#### Given records ####

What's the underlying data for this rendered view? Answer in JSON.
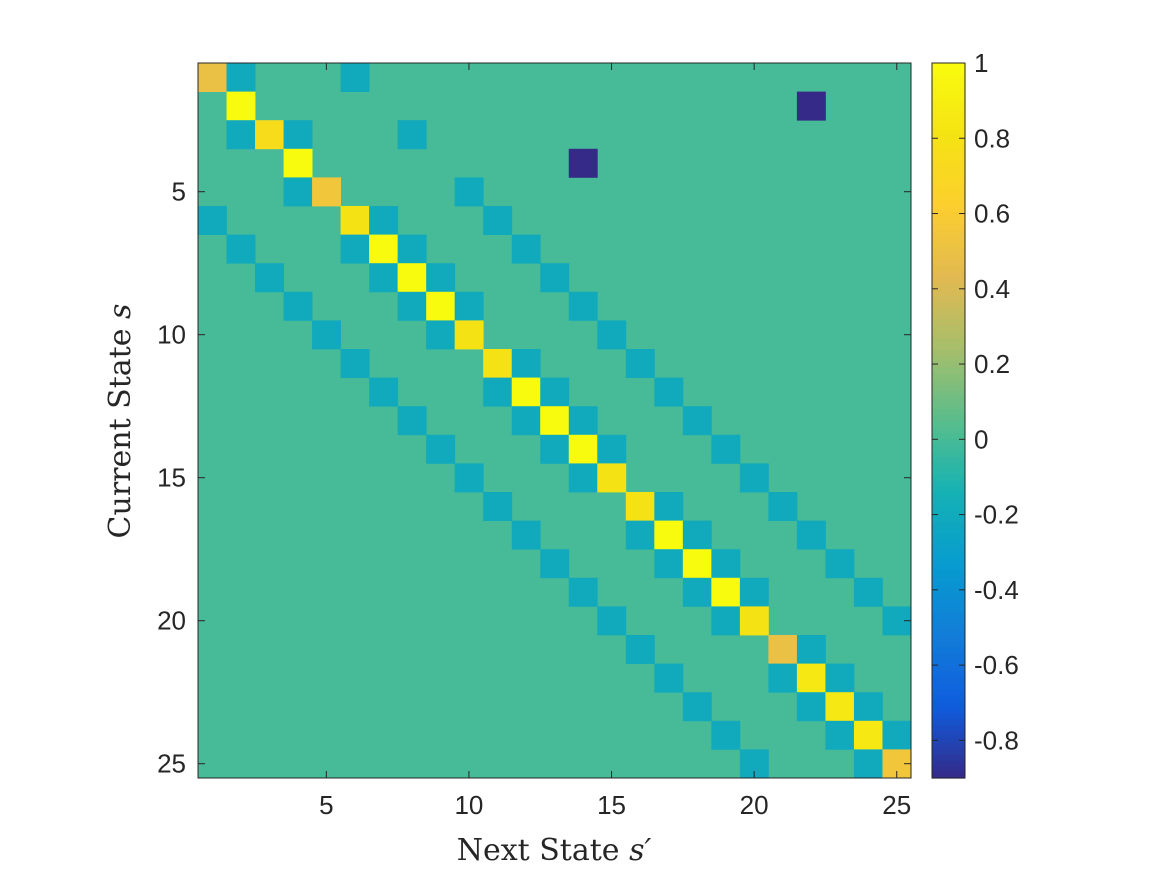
{
  "chart_data": {
    "type": "heatmap",
    "xlabel": "Next State",
    "xlabel_symbol": "s′",
    "ylabel": "Current State",
    "ylabel_symbol": "s",
    "x_ticks": [
      "5",
      "10",
      "15",
      "20",
      "25"
    ],
    "y_ticks": [
      "5",
      "10",
      "15",
      "20",
      "25"
    ],
    "x_tick_values": [
      5,
      10,
      15,
      20,
      25
    ],
    "y_tick_values": [
      5,
      10,
      15,
      20,
      25
    ],
    "n_rows": 25,
    "n_cols": 25,
    "y_direction": "reversed",
    "colorbar": {
      "range": [
        -0.9,
        1.0
      ],
      "ticks": [
        "1",
        "0.8",
        "0.6",
        "0.4",
        "0.2",
        "0",
        "-0.2",
        "-0.4",
        "-0.6",
        "-0.8"
      ],
      "tick_values": [
        1,
        0.8,
        0.6,
        0.4,
        0.2,
        0,
        -0.2,
        -0.4,
        -0.6,
        -0.8
      ],
      "colormap": "parula"
    },
    "background_value": 0,
    "cells": [
      [
        1,
        1,
        0.5
      ],
      [
        1,
        2,
        -0.2
      ],
      [
        1,
        6,
        -0.2
      ],
      [
        2,
        2,
        1.0
      ],
      [
        2,
        22,
        -0.9
      ],
      [
        3,
        2,
        -0.2
      ],
      [
        3,
        3,
        0.75
      ],
      [
        3,
        4,
        -0.2
      ],
      [
        3,
        8,
        -0.2
      ],
      [
        4,
        4,
        1.0
      ],
      [
        4,
        14,
        -0.9
      ],
      [
        5,
        4,
        -0.2
      ],
      [
        5,
        5,
        0.55
      ],
      [
        5,
        10,
        -0.2
      ],
      [
        6,
        1,
        -0.2
      ],
      [
        6,
        6,
        0.8
      ],
      [
        6,
        7,
        -0.2
      ],
      [
        6,
        11,
        -0.2
      ],
      [
        7,
        2,
        -0.2
      ],
      [
        7,
        6,
        -0.2
      ],
      [
        7,
        7,
        1.0
      ],
      [
        7,
        8,
        -0.2
      ],
      [
        7,
        12,
        -0.2
      ],
      [
        8,
        3,
        -0.2
      ],
      [
        8,
        7,
        -0.2
      ],
      [
        8,
        8,
        1.0
      ],
      [
        8,
        9,
        -0.2
      ],
      [
        8,
        13,
        -0.2
      ],
      [
        9,
        4,
        -0.2
      ],
      [
        9,
        8,
        -0.2
      ],
      [
        9,
        9,
        1.0
      ],
      [
        9,
        10,
        -0.2
      ],
      [
        9,
        14,
        -0.2
      ],
      [
        10,
        5,
        -0.2
      ],
      [
        10,
        9,
        -0.2
      ],
      [
        10,
        10,
        0.8
      ],
      [
        10,
        15,
        -0.2
      ],
      [
        11,
        6,
        -0.2
      ],
      [
        11,
        11,
        0.8
      ],
      [
        11,
        12,
        -0.2
      ],
      [
        11,
        16,
        -0.2
      ],
      [
        12,
        7,
        -0.2
      ],
      [
        12,
        11,
        -0.2
      ],
      [
        12,
        12,
        1.0
      ],
      [
        12,
        13,
        -0.2
      ],
      [
        12,
        17,
        -0.2
      ],
      [
        13,
        8,
        -0.2
      ],
      [
        13,
        12,
        -0.2
      ],
      [
        13,
        13,
        1.0
      ],
      [
        13,
        14,
        -0.2
      ],
      [
        13,
        18,
        -0.2
      ],
      [
        14,
        9,
        -0.2
      ],
      [
        14,
        13,
        -0.2
      ],
      [
        14,
        14,
        1.0
      ],
      [
        14,
        15,
        -0.2
      ],
      [
        14,
        19,
        -0.2
      ],
      [
        15,
        10,
        -0.2
      ],
      [
        15,
        14,
        -0.2
      ],
      [
        15,
        15,
        0.8
      ],
      [
        15,
        20,
        -0.2
      ],
      [
        16,
        11,
        -0.2
      ],
      [
        16,
        16,
        0.8
      ],
      [
        16,
        17,
        -0.2
      ],
      [
        16,
        21,
        -0.2
      ],
      [
        17,
        12,
        -0.2
      ],
      [
        17,
        16,
        -0.2
      ],
      [
        17,
        17,
        1.0
      ],
      [
        17,
        18,
        -0.2
      ],
      [
        17,
        22,
        -0.2
      ],
      [
        18,
        13,
        -0.2
      ],
      [
        18,
        17,
        -0.2
      ],
      [
        18,
        18,
        1.0
      ],
      [
        18,
        19,
        -0.2
      ],
      [
        18,
        23,
        -0.2
      ],
      [
        19,
        14,
        -0.2
      ],
      [
        19,
        18,
        -0.2
      ],
      [
        19,
        19,
        1.0
      ],
      [
        19,
        20,
        -0.2
      ],
      [
        19,
        24,
        -0.2
      ],
      [
        20,
        15,
        -0.2
      ],
      [
        20,
        19,
        -0.2
      ],
      [
        20,
        20,
        0.8
      ],
      [
        20,
        25,
        -0.2
      ],
      [
        21,
        16,
        -0.2
      ],
      [
        21,
        21,
        0.5
      ],
      [
        21,
        22,
        -0.2
      ],
      [
        22,
        17,
        -0.2
      ],
      [
        22,
        21,
        -0.2
      ],
      [
        22,
        22,
        0.85
      ],
      [
        22,
        23,
        -0.2
      ],
      [
        23,
        18,
        -0.2
      ],
      [
        23,
        22,
        -0.2
      ],
      [
        23,
        23,
        0.85
      ],
      [
        23,
        24,
        -0.2
      ],
      [
        24,
        19,
        -0.2
      ],
      [
        24,
        23,
        -0.2
      ],
      [
        24,
        24,
        0.85
      ],
      [
        24,
        25,
        -0.2
      ],
      [
        25,
        20,
        -0.2
      ],
      [
        25,
        24,
        -0.2
      ],
      [
        25,
        25,
        0.55
      ]
    ]
  }
}
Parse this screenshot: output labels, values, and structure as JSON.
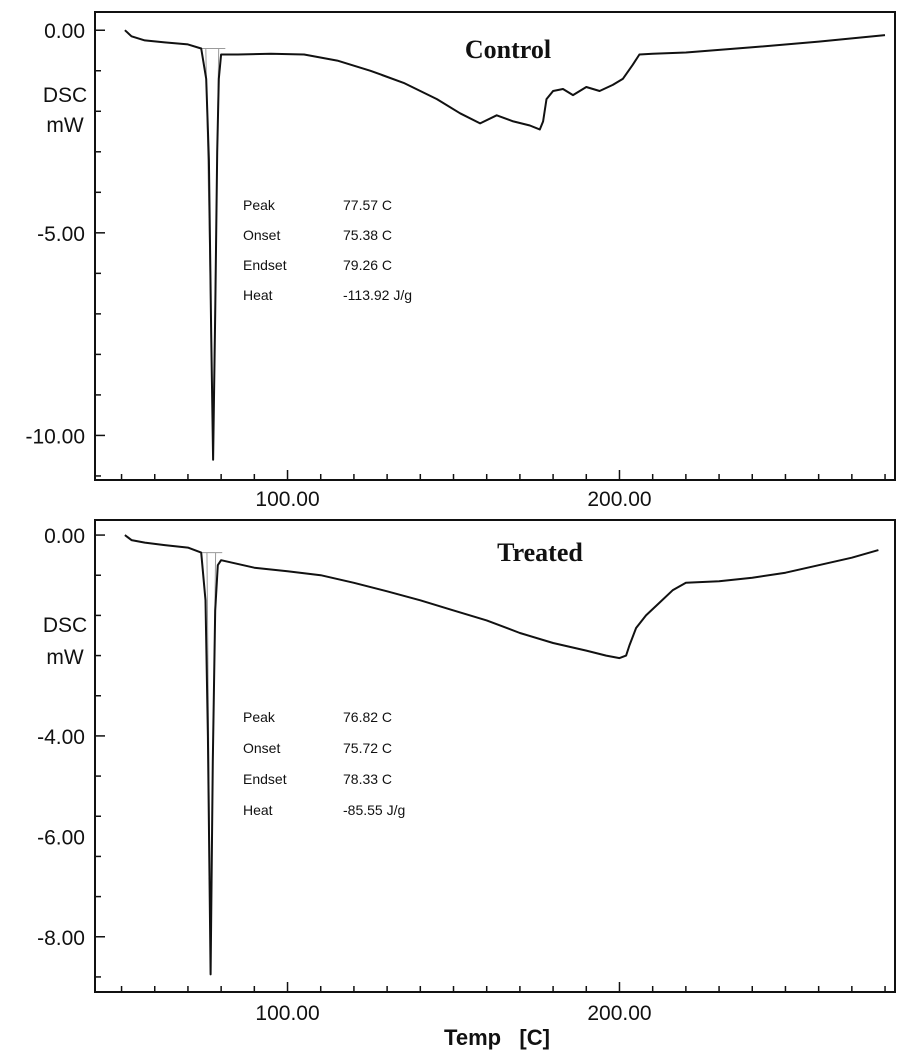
{
  "chart_data": [
    {
      "type": "line",
      "title": "Control",
      "ylabel_lines": [
        "DSC",
        "mW"
      ],
      "xlabel": "",
      "xlim": [
        42,
        283
      ],
      "ylim": [
        -11.1,
        0.45
      ],
      "x_ticks": [
        100,
        200
      ],
      "x_tick_labels": [
        "100.00",
        "200.00"
      ],
      "y_ticks": [
        0,
        -5,
        -10
      ],
      "y_tick_labels": [
        "0.00",
        "-5.00",
        "-10.00"
      ],
      "annotations": [
        {
          "label": "Peak",
          "value": "77.57 C"
        },
        {
          "label": "Onset",
          "value": "75.38 C"
        },
        {
          "label": "Endset",
          "value": "79.26 C"
        },
        {
          "label": "Heat",
          "value": "-113.92  J/g"
        }
      ],
      "series": [
        {
          "values": [
            [
              51.0,
              0.0
            ],
            [
              53.0,
              -0.15
            ],
            [
              57.0,
              -0.25
            ],
            [
              63.0,
              -0.3
            ],
            [
              70.0,
              -0.35
            ],
            [
              74.0,
              -0.45
            ],
            [
              75.5,
              -1.2
            ],
            [
              76.3,
              -3.2
            ],
            [
              77.0,
              -7.5
            ],
            [
              77.57,
              -10.6
            ],
            [
              78.2,
              -7.0
            ],
            [
              78.8,
              -3.0
            ],
            [
              79.3,
              -1.2
            ],
            [
              80.0,
              -0.6
            ],
            [
              85.0,
              -0.6
            ],
            [
              95.0,
              -0.58
            ],
            [
              105.0,
              -0.6
            ],
            [
              115.0,
              -0.75
            ],
            [
              125.0,
              -1.0
            ],
            [
              135.0,
              -1.3
            ],
            [
              145.0,
              -1.7
            ],
            [
              152.0,
              -2.05
            ],
            [
              158.0,
              -2.3
            ],
            [
              163.0,
              -2.1
            ],
            [
              168.0,
              -2.25
            ],
            [
              173.0,
              -2.35
            ],
            [
              176.0,
              -2.45
            ],
            [
              177.0,
              -2.25
            ],
            [
              178.0,
              -1.7
            ],
            [
              180.0,
              -1.5
            ],
            [
              183.0,
              -1.45
            ],
            [
              186.0,
              -1.6
            ],
            [
              190.0,
              -1.4
            ],
            [
              194.0,
              -1.5
            ],
            [
              198.0,
              -1.35
            ],
            [
              201.0,
              -1.2
            ],
            [
              204.0,
              -0.85
            ],
            [
              206.0,
              -0.6
            ],
            [
              210.0,
              -0.58
            ],
            [
              220.0,
              -0.55
            ],
            [
              240.0,
              -0.42
            ],
            [
              260.0,
              -0.28
            ],
            [
              280.0,
              -0.12
            ]
          ]
        }
      ]
    },
    {
      "type": "line",
      "title": "Treated",
      "ylabel_lines": [
        "DSC",
        "mW"
      ],
      "xlabel": "Temp   [C]",
      "xlim": [
        42,
        283
      ],
      "ylim": [
        -9.1,
        0.3
      ],
      "x_ticks": [
        100,
        200
      ],
      "x_tick_labels": [
        "100.00",
        "200.00"
      ],
      "y_ticks": [
        0,
        -4,
        -6,
        -8
      ],
      "y_tick_labels": [
        "0.00",
        "-4.00",
        "-6.00",
        "-8.00"
      ],
      "annotations": [
        {
          "label": "Peak",
          "value": "76.82 C"
        },
        {
          "label": "Onset",
          "value": "75.72 C"
        },
        {
          "label": "Endset",
          "value": "78.33 C"
        },
        {
          "label": "Heat",
          "value": "-85.55  J/g"
        }
      ],
      "series": [
        {
          "values": [
            [
              51.0,
              0.0
            ],
            [
              53.0,
              -0.1
            ],
            [
              57.0,
              -0.15
            ],
            [
              63.0,
              -0.2
            ],
            [
              70.0,
              -0.25
            ],
            [
              74.0,
              -0.35
            ],
            [
              75.3,
              -1.3
            ],
            [
              76.0,
              -4.0
            ],
            [
              76.82,
              -8.75
            ],
            [
              77.5,
              -4.5
            ],
            [
              78.2,
              -1.5
            ],
            [
              79.0,
              -0.6
            ],
            [
              80.0,
              -0.5
            ],
            [
              90.0,
              -0.65
            ],
            [
              100.0,
              -0.72
            ],
            [
              110.0,
              -0.8
            ],
            [
              120.0,
              -0.95
            ],
            [
              130.0,
              -1.12
            ],
            [
              140.0,
              -1.3
            ],
            [
              150.0,
              -1.5
            ],
            [
              160.0,
              -1.7
            ],
            [
              170.0,
              -1.95
            ],
            [
              180.0,
              -2.15
            ],
            [
              190.0,
              -2.3
            ],
            [
              196.0,
              -2.4
            ],
            [
              200.0,
              -2.45
            ],
            [
              202.0,
              -2.4
            ],
            [
              203.0,
              -2.2
            ],
            [
              205.0,
              -1.85
            ],
            [
              208.0,
              -1.6
            ],
            [
              212.0,
              -1.35
            ],
            [
              216.0,
              -1.1
            ],
            [
              220.0,
              -0.95
            ],
            [
              230.0,
              -0.92
            ],
            [
              240.0,
              -0.85
            ],
            [
              250.0,
              -0.75
            ],
            [
              260.0,
              -0.6
            ],
            [
              270.0,
              -0.45
            ],
            [
              278.0,
              -0.3
            ]
          ]
        }
      ]
    }
  ]
}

####

• **Task brief**:
Which lines hold the word "this"? Return all of them from the records above.

• **Completed exercise**:
What's the underlying data for this rendered view? Answer in JSON.
Parse this screenshot: output labels, values, and structure as JSON.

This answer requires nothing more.